Filter the listing below down to the lines containing the word "zijn".

* Input records:
■ ■ ■ ■ ■

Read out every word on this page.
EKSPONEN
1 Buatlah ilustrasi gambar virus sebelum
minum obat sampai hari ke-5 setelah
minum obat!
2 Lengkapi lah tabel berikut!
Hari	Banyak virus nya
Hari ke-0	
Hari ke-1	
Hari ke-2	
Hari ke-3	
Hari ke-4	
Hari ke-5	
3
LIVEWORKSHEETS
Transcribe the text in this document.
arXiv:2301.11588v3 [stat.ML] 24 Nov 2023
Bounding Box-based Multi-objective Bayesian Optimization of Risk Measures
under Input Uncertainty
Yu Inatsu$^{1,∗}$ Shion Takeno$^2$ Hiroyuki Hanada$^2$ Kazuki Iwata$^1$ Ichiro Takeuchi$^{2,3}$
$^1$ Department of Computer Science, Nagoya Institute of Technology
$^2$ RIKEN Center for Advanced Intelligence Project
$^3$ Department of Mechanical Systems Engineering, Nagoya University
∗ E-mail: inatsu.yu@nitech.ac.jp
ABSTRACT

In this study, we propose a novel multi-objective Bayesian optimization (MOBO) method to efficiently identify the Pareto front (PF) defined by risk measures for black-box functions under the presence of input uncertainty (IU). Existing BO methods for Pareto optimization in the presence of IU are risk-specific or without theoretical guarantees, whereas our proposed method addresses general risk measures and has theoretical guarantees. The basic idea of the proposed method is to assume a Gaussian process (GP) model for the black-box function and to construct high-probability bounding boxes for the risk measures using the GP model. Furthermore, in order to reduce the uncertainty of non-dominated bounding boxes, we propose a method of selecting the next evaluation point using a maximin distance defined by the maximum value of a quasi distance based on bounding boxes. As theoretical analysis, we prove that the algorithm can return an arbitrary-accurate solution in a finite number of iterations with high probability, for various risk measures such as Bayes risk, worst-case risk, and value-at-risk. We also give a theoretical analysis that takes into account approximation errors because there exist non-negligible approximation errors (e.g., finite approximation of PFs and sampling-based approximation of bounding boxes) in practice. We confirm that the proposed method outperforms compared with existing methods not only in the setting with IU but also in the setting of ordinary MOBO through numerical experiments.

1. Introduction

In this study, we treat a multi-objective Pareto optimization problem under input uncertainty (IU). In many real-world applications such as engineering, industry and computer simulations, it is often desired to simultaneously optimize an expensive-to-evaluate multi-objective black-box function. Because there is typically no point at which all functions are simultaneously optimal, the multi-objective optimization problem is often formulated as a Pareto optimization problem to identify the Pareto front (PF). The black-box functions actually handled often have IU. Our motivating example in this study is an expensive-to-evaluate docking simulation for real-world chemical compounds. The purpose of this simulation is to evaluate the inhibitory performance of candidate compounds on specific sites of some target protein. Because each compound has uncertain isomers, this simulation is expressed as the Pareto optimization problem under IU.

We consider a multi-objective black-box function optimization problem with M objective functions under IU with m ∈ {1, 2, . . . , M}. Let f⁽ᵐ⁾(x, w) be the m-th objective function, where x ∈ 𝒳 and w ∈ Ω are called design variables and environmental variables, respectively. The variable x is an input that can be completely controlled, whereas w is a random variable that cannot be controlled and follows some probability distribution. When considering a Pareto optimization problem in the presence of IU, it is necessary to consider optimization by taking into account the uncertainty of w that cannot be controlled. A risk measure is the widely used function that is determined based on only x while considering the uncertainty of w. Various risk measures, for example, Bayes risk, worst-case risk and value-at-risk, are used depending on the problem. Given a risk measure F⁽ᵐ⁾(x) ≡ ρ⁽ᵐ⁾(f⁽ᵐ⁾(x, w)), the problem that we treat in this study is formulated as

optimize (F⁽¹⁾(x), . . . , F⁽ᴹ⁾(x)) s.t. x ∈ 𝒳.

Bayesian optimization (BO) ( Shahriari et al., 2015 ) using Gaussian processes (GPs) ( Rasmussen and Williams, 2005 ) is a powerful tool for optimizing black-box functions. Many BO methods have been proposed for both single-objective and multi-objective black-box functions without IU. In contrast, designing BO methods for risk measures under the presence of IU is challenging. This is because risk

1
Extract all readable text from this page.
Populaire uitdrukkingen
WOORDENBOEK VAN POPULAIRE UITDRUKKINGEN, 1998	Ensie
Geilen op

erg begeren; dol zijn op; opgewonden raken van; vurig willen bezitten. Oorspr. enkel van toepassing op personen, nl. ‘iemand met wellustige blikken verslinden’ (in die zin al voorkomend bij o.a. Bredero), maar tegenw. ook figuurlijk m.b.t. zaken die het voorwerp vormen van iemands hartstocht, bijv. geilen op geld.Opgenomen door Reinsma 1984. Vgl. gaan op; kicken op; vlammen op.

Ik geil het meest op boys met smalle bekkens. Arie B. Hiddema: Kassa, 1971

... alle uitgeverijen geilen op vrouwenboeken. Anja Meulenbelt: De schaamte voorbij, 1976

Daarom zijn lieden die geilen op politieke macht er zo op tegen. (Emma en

■ ■ ■ ■ ■

* Response area:
erg begeren; dol zijn op; opgewonden raken van; vurig willen bezitten. Oorspr. enkel van toepassing op personen, nl. ‘iemand met wellustige blikken verslinden’ (in die zin al voorkomend bij o.a. Bredero), maar tegenw. ook figuurlijk m.b.t. zaken die het voorwerp vormen van iemands hartstocht, bijv. geilen op geld.Opgenomen door Reinsma 1984. Vgl. gaan op; kicken op; vlammen op.
Daarom zijn lieden die geilen op politieke macht er zo op tegen. (Emma en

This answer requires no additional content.